**JOB**
Gather all lines containing the string "this" and copy them out.

[Stored items from a collection]
•••

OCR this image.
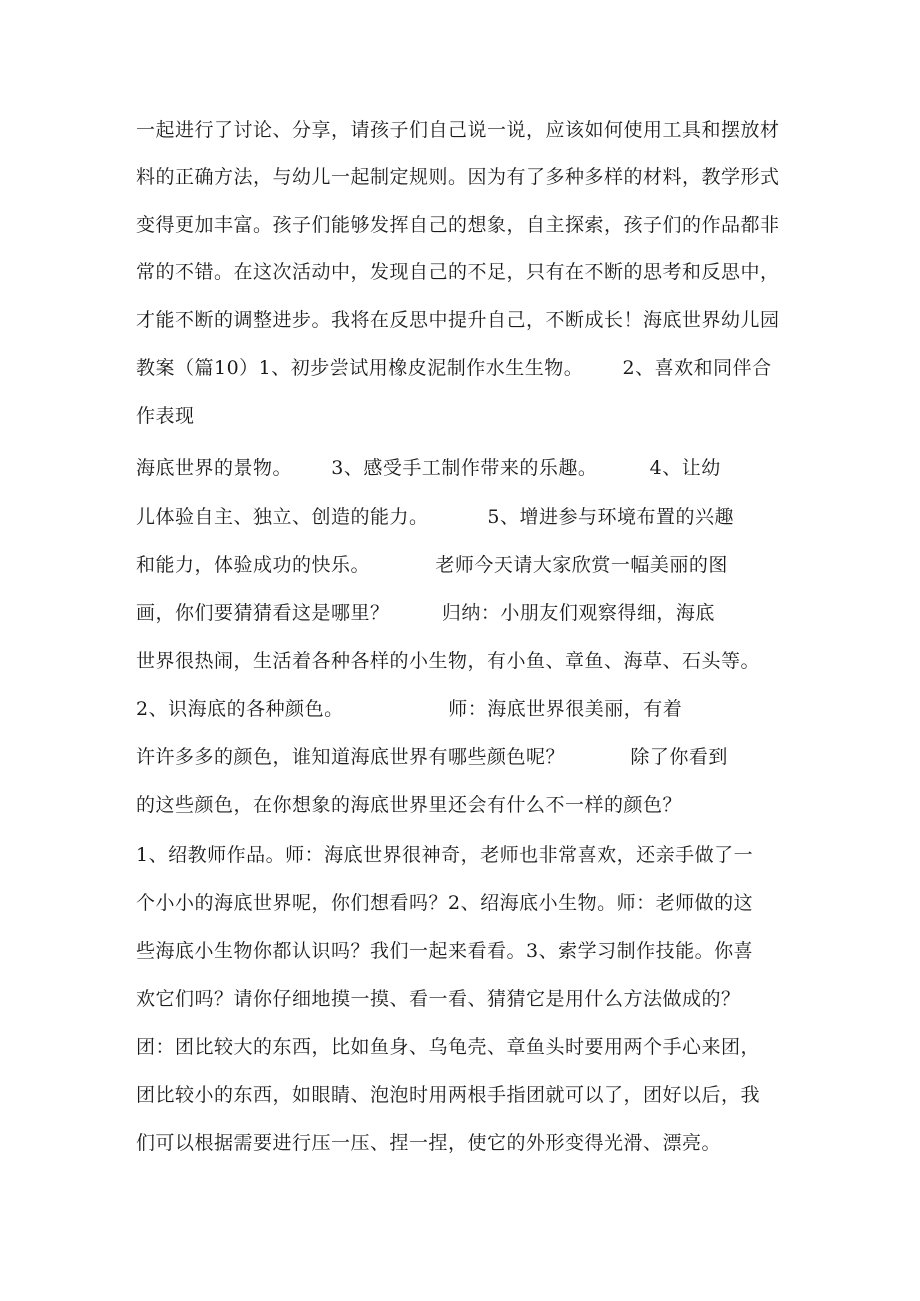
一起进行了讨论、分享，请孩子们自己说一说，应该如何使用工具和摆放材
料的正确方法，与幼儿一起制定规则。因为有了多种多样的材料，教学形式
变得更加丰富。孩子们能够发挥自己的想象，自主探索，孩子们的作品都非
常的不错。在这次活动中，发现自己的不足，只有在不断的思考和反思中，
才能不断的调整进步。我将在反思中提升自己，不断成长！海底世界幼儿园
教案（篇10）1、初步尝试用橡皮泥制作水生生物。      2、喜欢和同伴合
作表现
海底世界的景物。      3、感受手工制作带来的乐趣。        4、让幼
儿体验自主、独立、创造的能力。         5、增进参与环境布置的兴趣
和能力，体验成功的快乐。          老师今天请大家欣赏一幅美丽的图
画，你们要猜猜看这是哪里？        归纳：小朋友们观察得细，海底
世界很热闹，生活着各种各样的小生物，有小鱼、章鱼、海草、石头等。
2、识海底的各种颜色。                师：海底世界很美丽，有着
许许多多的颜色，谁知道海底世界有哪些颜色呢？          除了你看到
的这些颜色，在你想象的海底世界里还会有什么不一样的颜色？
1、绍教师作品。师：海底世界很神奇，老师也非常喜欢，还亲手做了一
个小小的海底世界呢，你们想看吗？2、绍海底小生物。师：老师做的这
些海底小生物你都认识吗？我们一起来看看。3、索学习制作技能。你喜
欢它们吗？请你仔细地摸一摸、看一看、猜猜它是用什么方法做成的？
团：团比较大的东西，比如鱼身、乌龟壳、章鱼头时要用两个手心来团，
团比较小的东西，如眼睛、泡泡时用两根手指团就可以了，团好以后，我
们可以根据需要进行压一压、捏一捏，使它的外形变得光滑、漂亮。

•••

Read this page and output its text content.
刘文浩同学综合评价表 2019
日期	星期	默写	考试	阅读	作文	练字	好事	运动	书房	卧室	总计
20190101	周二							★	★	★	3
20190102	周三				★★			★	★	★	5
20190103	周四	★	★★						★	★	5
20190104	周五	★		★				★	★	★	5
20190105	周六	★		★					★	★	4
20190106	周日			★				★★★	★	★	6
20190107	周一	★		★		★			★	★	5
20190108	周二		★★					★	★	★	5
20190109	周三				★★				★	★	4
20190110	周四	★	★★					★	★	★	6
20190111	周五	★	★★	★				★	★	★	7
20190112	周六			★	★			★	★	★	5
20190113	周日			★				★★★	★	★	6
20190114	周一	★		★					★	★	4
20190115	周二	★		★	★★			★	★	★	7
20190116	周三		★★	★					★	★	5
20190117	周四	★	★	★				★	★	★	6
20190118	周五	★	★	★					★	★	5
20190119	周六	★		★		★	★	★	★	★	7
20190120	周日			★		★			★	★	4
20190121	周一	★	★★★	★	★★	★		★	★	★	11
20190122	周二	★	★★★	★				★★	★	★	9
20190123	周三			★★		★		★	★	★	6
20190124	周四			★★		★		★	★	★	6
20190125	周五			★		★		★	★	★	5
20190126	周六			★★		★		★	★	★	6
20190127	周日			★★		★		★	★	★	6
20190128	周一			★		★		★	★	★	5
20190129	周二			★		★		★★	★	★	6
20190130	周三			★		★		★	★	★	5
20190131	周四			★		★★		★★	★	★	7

•••

**ANSWER FOR THE TASK**
OCR this image.
Read this page and output its text content.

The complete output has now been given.